**Records for this exercise**
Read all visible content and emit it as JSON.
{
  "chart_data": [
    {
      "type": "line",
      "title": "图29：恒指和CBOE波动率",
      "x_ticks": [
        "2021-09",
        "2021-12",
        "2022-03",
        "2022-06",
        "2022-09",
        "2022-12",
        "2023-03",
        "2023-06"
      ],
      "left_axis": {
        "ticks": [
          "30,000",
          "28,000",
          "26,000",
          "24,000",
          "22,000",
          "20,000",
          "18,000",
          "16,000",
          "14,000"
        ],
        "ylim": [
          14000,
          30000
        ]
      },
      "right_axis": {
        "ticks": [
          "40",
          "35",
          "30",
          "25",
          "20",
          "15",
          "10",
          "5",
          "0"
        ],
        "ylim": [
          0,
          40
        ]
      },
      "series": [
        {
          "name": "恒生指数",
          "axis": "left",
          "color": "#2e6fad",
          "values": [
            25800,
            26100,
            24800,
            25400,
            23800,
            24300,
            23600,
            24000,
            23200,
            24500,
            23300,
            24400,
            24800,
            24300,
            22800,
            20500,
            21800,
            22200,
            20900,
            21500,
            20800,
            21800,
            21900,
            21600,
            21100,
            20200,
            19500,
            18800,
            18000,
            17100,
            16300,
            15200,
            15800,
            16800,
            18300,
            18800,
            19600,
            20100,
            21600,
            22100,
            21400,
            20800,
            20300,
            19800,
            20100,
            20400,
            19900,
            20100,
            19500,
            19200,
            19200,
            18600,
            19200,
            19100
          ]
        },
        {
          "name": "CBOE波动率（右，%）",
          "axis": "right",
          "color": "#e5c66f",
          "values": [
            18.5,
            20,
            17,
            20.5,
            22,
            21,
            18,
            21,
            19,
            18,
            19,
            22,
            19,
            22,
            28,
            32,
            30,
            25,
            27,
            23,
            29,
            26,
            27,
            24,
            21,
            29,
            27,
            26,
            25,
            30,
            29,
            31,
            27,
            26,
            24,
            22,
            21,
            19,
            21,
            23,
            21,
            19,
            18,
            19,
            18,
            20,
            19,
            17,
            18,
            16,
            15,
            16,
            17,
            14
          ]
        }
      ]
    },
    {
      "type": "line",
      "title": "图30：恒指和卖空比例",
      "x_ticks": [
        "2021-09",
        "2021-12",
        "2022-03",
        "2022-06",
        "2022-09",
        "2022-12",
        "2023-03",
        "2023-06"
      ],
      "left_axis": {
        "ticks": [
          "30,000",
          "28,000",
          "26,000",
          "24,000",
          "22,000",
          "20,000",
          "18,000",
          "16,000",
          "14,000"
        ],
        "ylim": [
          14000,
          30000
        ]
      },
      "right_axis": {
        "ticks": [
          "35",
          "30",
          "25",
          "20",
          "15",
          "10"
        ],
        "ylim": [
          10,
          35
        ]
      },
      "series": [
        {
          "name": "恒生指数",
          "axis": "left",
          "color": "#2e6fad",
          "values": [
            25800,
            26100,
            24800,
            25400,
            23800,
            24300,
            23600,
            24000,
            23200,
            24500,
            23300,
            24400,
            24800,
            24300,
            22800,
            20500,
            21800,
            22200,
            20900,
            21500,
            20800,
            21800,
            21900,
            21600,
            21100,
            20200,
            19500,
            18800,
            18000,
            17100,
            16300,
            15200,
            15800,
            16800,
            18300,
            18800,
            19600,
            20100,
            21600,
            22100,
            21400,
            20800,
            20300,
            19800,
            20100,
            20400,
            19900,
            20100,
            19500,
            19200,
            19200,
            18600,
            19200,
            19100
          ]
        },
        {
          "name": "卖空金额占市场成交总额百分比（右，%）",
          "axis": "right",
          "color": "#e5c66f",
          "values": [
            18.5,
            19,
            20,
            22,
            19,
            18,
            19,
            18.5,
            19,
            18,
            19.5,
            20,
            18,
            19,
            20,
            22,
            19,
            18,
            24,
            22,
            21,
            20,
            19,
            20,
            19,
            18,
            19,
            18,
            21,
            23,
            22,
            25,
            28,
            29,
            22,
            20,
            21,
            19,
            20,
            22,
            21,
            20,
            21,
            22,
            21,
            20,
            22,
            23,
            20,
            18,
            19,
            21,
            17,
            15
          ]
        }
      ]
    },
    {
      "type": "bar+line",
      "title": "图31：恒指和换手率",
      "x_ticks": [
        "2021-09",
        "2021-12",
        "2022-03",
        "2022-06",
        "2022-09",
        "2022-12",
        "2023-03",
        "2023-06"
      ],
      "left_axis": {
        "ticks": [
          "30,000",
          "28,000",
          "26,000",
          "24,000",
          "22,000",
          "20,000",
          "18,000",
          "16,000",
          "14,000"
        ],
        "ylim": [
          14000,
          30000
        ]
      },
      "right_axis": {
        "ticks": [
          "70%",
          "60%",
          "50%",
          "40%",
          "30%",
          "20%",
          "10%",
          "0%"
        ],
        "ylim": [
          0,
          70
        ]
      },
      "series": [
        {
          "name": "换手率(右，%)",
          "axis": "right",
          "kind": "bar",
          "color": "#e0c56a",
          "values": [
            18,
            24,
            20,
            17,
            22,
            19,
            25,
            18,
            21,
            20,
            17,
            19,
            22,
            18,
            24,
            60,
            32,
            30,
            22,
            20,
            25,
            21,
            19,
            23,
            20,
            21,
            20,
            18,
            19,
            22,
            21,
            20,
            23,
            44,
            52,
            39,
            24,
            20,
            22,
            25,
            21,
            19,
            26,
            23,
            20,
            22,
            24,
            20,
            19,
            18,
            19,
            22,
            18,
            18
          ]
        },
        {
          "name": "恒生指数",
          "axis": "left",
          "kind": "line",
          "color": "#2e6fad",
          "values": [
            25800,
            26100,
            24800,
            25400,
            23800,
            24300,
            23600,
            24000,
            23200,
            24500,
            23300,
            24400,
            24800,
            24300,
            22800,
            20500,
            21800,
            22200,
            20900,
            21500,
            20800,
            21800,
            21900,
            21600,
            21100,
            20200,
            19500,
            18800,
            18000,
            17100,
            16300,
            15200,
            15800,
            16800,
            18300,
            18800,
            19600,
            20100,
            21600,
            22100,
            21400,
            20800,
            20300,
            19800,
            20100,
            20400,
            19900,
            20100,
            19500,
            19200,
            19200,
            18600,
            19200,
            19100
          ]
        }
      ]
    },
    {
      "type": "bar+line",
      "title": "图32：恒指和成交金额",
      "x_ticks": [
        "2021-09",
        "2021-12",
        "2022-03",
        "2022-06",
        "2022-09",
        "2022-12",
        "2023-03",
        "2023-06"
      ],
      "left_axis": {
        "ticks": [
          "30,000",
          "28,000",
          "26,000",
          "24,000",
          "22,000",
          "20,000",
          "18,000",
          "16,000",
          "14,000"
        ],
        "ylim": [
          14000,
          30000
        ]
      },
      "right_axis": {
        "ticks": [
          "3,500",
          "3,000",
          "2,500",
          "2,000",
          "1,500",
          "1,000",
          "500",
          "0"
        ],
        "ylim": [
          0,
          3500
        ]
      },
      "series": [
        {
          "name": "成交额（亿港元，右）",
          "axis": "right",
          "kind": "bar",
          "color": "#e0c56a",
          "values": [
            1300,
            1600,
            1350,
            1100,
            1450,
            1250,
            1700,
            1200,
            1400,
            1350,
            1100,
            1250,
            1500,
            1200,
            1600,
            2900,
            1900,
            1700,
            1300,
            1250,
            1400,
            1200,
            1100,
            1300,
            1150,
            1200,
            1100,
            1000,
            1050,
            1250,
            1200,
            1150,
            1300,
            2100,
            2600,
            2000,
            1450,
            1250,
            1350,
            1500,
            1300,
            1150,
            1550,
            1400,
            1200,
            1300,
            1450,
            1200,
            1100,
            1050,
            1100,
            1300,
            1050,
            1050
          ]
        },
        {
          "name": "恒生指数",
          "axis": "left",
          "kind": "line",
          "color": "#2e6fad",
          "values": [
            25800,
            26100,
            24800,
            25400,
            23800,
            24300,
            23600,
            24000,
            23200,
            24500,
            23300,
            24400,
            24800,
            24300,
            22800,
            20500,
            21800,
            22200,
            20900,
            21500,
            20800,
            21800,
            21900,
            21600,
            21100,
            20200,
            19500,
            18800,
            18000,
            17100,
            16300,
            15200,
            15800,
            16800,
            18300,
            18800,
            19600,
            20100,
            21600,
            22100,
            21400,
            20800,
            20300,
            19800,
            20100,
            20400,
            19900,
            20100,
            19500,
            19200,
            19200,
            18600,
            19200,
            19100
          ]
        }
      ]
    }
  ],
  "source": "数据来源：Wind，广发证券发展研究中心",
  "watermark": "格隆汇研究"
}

**Exercise description**
Of the lines above, copy each that contains "title".

**Solved exercise**
      "title": "图29：恒指和CBOE波动率",
      "title": "图30：恒指和卖空比例",
      "title": "图31：恒指和换手率",
      "title": "图32：恒指和成交金额",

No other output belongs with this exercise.